§ **CHALLENGE**
Write out every single entry exactly.

§ **RECORD LIST**
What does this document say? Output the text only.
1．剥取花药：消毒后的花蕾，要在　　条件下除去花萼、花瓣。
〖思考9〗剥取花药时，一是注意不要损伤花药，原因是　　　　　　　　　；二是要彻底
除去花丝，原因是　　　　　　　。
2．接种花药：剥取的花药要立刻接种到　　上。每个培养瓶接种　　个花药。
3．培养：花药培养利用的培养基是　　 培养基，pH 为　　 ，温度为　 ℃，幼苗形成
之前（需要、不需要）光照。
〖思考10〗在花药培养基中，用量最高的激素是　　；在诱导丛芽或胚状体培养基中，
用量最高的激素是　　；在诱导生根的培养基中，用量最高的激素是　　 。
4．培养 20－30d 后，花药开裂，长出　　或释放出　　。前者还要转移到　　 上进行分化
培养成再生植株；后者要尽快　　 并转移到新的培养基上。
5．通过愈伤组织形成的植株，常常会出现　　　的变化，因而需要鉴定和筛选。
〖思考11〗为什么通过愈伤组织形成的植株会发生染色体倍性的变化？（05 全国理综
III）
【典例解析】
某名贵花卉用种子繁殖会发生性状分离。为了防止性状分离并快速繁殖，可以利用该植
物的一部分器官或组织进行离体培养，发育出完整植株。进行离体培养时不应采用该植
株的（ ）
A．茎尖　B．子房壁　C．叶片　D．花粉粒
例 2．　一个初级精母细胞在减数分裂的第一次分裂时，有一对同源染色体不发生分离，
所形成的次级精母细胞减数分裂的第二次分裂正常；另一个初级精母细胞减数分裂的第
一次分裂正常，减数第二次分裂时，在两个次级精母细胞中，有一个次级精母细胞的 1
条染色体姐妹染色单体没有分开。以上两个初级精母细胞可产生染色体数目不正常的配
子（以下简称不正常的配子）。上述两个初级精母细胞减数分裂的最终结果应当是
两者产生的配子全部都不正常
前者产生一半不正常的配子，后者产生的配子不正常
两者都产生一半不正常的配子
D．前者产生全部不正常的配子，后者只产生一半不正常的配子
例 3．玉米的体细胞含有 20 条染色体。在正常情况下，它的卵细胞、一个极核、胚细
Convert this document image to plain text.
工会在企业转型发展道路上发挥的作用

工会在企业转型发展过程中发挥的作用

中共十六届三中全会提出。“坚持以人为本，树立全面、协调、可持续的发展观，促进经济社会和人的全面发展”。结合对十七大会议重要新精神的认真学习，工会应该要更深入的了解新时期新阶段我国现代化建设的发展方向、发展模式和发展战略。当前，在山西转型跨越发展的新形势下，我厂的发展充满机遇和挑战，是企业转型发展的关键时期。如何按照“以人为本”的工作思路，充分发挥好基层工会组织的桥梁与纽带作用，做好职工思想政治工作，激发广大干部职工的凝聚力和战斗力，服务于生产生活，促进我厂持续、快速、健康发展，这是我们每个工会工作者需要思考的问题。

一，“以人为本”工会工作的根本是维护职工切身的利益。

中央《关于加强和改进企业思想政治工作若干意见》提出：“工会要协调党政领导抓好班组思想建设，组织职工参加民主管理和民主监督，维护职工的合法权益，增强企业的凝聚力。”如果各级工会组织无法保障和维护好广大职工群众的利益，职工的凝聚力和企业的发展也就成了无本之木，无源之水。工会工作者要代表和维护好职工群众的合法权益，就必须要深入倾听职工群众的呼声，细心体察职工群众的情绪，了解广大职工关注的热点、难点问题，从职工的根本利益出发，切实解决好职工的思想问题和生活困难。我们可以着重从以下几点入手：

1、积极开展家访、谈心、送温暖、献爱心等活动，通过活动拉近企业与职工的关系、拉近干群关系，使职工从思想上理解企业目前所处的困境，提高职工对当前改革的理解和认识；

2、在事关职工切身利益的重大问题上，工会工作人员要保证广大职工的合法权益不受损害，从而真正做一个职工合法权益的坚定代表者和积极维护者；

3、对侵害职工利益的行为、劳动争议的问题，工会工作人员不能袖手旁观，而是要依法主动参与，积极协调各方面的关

§ **SOLUTION**
What does this document say? Output the text only.
1．剥取花药：消毒后的花蕾，要在　　条件下除去花萼、花瓣。
〖思考9〗剥取花药时，一是注意不要损伤花药，原因是　　　　　　　　　；二是要彻底
除去花丝，原因是　　　　　　　。
2．接种花药：剥取的花药要立刻接种到　　上。每个培养瓶接种　　个花药。
3．培养：花药培养利用的培养基是　　 培养基，pH 为　　 ，温度为　 ℃，幼苗形成
之前（需要、不需要）光照。
〖思考10〗在花药培养基中，用量最高的激素是　　；在诱导丛芽或胚状体培养基中，
用量最高的激素是　　；在诱导生根的培养基中，用量最高的激素是　　 。
4．培养 20－30d 后，花药开裂，长出　　或释放出　　。前者还要转移到　　 上进行分化
培养成再生植株；后者要尽快　　 并转移到新的培养基上。
5．通过愈伤组织形成的植株，常常会出现　　　的变化，因而需要鉴定和筛选。
〖思考11〗为什么通过愈伤组织形成的植株会发生染色体倍性的变化？（05 全国理综
III）
【典例解析】
某名贵花卉用种子繁殖会发生性状分离。为了防止性状分离并快速繁殖，可以利用该植
物的一部分器官或组织进行离体培养，发育出完整植株。进行离体培养时不应采用该植
株的（ ）
A．茎尖　B．子房壁　C．叶片　D．花粉粒
例 2．　一个初级精母细胞在减数分裂的第一次分裂时，有一对同源染色体不发生分离，
所形成的次级精母细胞减数分裂的第二次分裂正常；另一个初级精母细胞减数分裂的第
一次分裂正常，减数第二次分裂时，在两个次级精母细胞中，有一个次级精母细胞的 1
条染色体姐妹染色单体没有分开。以上两个初级精母细胞可产生染色体数目不正常的配
子（以下简称不正常的配子）。上述两个初级精母细胞减数分裂的最终结果应当是
两者产生的配子全部都不正常
前者产生一半不正常的配子，后者产生的配子不正常
两者都产生一半不正常的配子
D．前者产生全部不正常的配子，后者只产生一半不正常的配子
例 3．玉米的体细胞含有 20 条染色体。在正常情况下，它的卵细胞、一个极核、胚细
Convert this document image to plain text.
工会在企业转型发展道路上发挥的作用

工会在企业转型发展过程中发挥的作用

中共十六届三中全会提出。“坚持以人为本，树立全面、协调、可持续的发展观，促进经济社会和人的全面发展”。结合对十七大会议重要新精神的认真学习，工会应该要更深入的了解新时期新阶段我国现代化建设的发展方向、发展模式和发展战略。当前，在山西转型跨越发展的新形势下，我厂的发展充满机遇和挑战，是企业转型发展的关键时期。如何按照“以人为本”的工作思路，充分发挥好基层工会组织的桥梁与纽带作用，做好职工思想政治工作，激发广大干部职工的凝聚力和战斗力，服务于生产生活，促进我厂持续、快速、健康发展，这是我们每个工会工作者需要思考的问题。

一，“以人为本”工会工作的根本是维护职工切身的利益。

中央《关于加强和改进企业思想政治工作若干意见》提出：“工会要协调党政领导抓好班组思想建设，组织职工参加民主管理和民主监督，维护职工的合法权益，增强企业的凝聚力。”如果各级工会组织无法保障和维护好广大职工群众的利益，职工的凝聚力和企业的发展也就成了无本之木，无源之水。工会工作者要代表和维护好职工群众的合法权益，就必须要深入倾听职工群众的呼声，细心体察职工群众的情绪，了解广大职工关注的热点、难点问题，从职工的根本利益出发，切实解决好职工的思想问题和生活困难。我们可以着重从以下几点入手：

1、积极开展家访、谈心、送温暖、献爱心等活动，通过活动拉近企业与职工的关系、拉近干群关系，使职工从思想上理解企业目前所处的困境，提高职工对当前改革的理解和认识；

2、在事关职工切身利益的重大问题上，工会工作人员要保证广大职工的合法权益不受损害，从而真正做一个职工合法权益的坚定代表者和积极维护者；

3、对侵害职工利益的行为、劳动争议的问题，工会工作人员不能袖手旁观，而是要依法主动参与，积极协调各方面的关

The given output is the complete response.